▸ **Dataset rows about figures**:
● ● ● ● ●

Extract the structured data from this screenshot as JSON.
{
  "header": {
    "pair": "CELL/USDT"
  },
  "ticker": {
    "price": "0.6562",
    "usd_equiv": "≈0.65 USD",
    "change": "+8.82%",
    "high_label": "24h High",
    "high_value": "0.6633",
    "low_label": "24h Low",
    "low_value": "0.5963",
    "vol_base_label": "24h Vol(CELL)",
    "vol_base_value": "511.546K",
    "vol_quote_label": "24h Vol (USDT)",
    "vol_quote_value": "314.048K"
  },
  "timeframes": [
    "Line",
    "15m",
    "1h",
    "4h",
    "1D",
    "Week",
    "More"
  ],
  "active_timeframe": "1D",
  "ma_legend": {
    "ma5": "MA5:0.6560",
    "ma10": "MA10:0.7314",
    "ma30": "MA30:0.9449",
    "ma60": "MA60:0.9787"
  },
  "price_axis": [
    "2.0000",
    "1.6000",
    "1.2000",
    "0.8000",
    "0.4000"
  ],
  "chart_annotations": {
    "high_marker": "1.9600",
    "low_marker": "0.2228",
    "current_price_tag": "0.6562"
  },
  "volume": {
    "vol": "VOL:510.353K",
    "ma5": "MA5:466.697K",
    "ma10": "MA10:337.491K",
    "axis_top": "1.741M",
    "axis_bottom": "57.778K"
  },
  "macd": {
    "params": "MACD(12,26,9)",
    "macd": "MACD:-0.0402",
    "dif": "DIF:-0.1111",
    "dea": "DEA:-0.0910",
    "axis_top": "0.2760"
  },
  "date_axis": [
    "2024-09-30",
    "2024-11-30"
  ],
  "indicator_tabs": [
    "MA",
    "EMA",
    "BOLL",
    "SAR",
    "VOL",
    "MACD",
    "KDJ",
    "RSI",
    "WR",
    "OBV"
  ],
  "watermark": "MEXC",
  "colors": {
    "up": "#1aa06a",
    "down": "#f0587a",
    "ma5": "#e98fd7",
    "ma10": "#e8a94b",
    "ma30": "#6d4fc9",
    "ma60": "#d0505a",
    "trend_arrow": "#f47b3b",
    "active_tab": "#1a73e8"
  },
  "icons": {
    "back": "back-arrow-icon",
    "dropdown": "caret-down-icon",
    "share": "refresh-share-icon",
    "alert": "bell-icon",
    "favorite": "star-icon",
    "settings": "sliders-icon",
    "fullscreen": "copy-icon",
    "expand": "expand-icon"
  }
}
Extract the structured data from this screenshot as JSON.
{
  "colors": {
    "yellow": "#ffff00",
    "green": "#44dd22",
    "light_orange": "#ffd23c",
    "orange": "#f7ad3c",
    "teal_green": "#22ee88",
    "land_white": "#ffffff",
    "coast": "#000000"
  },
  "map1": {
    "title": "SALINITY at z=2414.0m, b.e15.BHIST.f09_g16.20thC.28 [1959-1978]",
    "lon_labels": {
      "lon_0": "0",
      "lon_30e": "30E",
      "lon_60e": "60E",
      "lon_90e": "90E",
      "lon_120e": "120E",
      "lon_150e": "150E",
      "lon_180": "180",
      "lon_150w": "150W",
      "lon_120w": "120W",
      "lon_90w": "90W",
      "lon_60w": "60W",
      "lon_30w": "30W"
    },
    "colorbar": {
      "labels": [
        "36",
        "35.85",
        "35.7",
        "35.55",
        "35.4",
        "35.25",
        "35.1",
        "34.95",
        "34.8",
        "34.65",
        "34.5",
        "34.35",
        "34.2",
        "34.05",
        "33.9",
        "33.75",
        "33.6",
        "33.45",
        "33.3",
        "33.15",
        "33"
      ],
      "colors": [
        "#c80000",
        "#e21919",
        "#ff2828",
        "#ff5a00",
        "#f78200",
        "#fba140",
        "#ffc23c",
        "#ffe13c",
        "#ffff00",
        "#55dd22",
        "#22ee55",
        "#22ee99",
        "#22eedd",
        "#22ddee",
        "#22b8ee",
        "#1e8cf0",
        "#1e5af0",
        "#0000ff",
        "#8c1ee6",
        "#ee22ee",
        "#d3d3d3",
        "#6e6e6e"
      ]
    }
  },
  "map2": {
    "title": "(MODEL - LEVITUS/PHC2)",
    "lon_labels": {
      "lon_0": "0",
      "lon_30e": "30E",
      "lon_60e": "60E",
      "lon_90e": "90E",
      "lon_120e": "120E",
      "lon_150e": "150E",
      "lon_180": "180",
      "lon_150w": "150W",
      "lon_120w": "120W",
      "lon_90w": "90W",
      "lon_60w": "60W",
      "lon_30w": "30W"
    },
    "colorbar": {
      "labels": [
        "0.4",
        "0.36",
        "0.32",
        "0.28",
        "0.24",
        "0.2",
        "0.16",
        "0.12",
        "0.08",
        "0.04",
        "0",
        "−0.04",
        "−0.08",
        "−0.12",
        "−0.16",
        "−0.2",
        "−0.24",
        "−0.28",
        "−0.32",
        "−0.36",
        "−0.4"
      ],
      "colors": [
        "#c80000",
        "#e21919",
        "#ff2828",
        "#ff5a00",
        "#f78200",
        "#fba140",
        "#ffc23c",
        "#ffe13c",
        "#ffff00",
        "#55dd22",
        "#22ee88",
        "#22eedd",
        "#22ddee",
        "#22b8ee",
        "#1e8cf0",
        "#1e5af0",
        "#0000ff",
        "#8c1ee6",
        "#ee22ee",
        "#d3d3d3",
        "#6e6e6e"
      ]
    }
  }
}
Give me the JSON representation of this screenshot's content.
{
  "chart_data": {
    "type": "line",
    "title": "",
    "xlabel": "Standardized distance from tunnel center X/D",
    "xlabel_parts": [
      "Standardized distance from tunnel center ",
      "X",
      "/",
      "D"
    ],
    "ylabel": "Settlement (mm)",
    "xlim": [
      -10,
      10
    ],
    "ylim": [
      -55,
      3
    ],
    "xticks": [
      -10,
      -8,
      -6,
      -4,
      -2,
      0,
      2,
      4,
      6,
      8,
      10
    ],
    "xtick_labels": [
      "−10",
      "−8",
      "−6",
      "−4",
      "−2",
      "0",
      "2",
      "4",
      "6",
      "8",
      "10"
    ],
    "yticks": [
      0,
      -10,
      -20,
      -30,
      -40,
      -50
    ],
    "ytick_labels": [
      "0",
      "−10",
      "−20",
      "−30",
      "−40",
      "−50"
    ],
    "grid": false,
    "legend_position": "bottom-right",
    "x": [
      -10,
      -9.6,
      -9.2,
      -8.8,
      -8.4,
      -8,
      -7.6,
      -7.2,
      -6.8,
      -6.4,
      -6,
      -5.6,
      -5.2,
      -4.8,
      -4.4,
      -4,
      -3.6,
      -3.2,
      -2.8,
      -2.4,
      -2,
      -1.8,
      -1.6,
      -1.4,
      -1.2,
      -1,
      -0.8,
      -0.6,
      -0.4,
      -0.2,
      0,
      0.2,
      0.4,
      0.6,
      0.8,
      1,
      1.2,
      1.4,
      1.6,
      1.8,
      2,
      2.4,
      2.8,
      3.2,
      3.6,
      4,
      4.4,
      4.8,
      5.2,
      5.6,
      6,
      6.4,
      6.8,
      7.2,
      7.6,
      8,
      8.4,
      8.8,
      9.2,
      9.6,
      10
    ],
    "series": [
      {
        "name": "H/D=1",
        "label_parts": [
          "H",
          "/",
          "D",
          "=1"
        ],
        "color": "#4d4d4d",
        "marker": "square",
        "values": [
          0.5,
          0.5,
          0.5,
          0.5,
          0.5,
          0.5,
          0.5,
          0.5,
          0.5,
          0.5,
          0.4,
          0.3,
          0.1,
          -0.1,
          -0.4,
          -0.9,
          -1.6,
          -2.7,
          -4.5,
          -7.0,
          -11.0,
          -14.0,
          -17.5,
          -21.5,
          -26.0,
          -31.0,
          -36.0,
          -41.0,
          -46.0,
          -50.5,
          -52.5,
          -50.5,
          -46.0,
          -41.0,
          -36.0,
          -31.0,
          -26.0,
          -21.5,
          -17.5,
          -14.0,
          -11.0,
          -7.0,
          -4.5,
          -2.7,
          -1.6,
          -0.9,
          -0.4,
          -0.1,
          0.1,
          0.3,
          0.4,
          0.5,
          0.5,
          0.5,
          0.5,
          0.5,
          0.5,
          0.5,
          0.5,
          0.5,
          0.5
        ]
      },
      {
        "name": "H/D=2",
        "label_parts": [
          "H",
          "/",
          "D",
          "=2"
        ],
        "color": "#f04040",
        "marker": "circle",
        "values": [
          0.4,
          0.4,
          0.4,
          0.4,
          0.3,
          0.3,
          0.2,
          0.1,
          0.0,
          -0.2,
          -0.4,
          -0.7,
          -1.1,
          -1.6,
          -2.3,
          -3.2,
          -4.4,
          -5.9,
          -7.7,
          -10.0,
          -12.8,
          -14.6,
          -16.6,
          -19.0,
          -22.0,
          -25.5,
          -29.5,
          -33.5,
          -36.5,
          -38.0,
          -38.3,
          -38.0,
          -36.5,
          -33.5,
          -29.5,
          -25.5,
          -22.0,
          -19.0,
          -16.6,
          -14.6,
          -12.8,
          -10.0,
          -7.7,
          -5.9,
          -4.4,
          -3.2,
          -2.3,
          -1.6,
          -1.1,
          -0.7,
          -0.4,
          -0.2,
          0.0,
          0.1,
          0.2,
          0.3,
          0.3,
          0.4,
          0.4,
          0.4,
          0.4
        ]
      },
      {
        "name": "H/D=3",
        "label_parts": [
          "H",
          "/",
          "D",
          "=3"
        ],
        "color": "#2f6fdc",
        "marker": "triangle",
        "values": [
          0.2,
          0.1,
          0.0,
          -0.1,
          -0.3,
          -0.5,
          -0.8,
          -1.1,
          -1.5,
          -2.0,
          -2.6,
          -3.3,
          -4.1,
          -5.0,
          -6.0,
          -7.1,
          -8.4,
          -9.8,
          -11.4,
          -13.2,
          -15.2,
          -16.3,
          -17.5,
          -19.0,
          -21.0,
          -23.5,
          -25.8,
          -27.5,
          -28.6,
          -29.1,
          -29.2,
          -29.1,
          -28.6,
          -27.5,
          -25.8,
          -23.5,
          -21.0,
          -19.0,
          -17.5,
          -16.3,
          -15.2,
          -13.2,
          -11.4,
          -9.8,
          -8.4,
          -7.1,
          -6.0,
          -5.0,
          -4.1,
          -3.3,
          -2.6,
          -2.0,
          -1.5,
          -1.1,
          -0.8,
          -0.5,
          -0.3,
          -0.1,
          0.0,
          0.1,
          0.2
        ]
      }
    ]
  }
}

● ● ● ● ●

▸ **Written problem**: Each line that has the word "down" counts once. How many such lines are in the data? Give the number alone.

▸ **Result**: 2